** Task details **
Drop every picture, then transcribe the remaining data exactly.

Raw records

******************************

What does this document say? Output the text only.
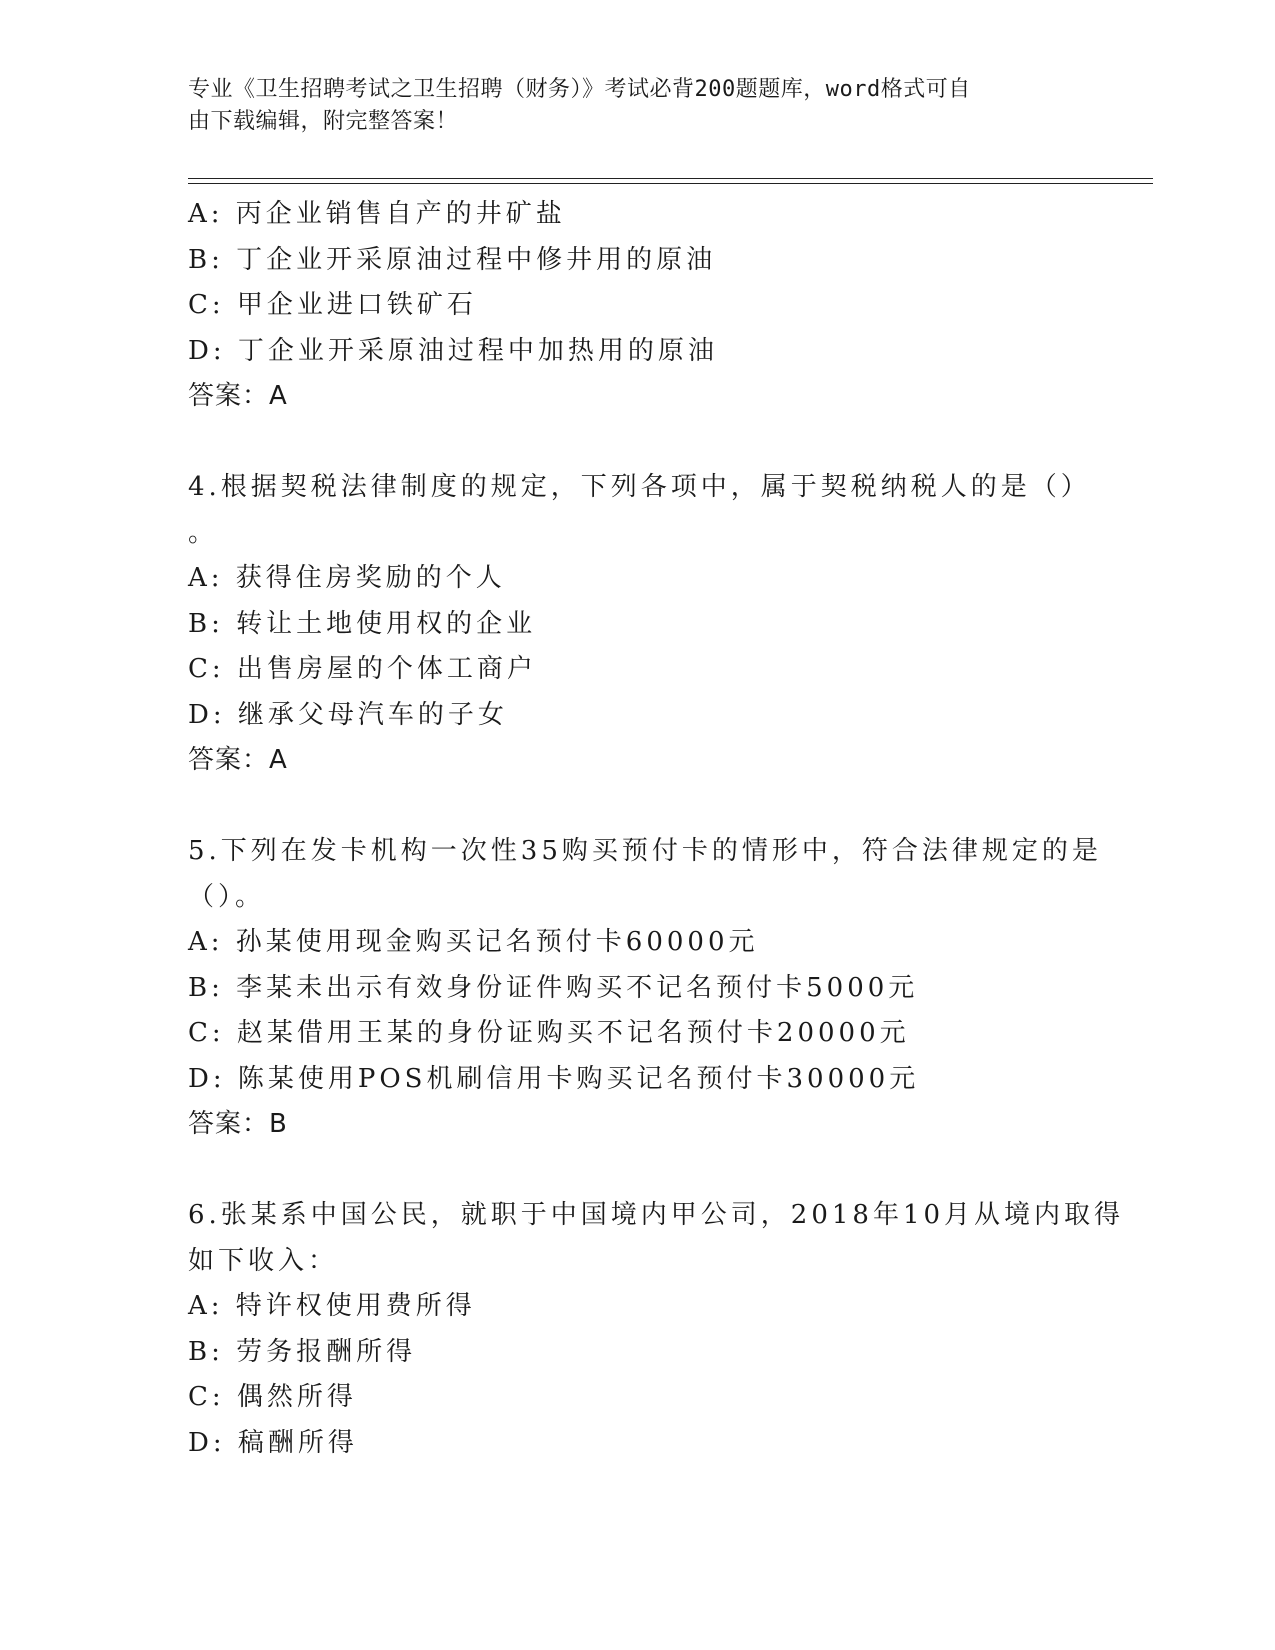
专业《卫生招聘考试之卫生招聘（财务）》考试必背200题题库，word格式可自
由下载编辑，附完整答案！
A: 丙企业销售自产的井矿盐
B: 丁企业开采原油过程中修井用的原油
C: 甲企业进口铁矿石
D: 丁企业开采原油过程中加热用的原油
答案：A
4.根据契税法律制度的规定，下列各项中，属于契税纳税人的是（）
。
A: 获得住房奖励的个人
B: 转让土地使用权的企业
C: 出售房屋的个体工商户
D: 继承父母汽车的子女
答案：A
5.下列在发卡机构一次性35购买预付卡的情形中，符合法律规定的是
（）。
A: 孙某使用现金购买记名预付卡60000元
B: 李某未出示有效身份证件购买不记名预付卡5000元
C: 赵某借用王某的身份证购买不记名预付卡20000元
D: 陈某使用POS机刷信用卡购买记名预付卡30000元
答案：B
6.张某系中国公民，就职于中国境内甲公司，2018年10月从境内取得
如下收入：
A: 特许权使用费所得
B: 劳务报酬所得
C: 偶然所得
D: 稿酬所得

******************************

** Answer to this task **
What does this document say? Output the text only.
专业《卫生招聘考试之卫生招聘（财务）》考试必背200题题库，word格式可自
由下载编辑，附完整答案！
A: 丙企业销售自产的井矿盐
B: 丁企业开采原油过程中修井用的原油
C: 甲企业进口铁矿石
D: 丁企业开采原油过程中加热用的原油
答案：A
4.根据契税法律制度的规定，下列各项中，属于契税纳税人的是（）
。
A: 获得住房奖励的个人
B: 转让土地使用权的企业
C: 出售房屋的个体工商户
D: 继承父母汽车的子女
答案：A
5.下列在发卡机构一次性35购买预付卡的情形中，符合法律规定的是
（）。
A: 孙某使用现金购买记名预付卡60000元
B: 李某未出示有效身份证件购买不记名预付卡5000元
C: 赵某借用王某的身份证购买不记名预付卡20000元
D: 陈某使用POS机刷信用卡购买记名预付卡30000元
答案：B
6.张某系中国公民，就职于中国境内甲公司，2018年10月从境内取得
如下收入：
A: 特许权使用费所得
B: 劳务报酬所得
C: 偶然所得
D: 稿酬所得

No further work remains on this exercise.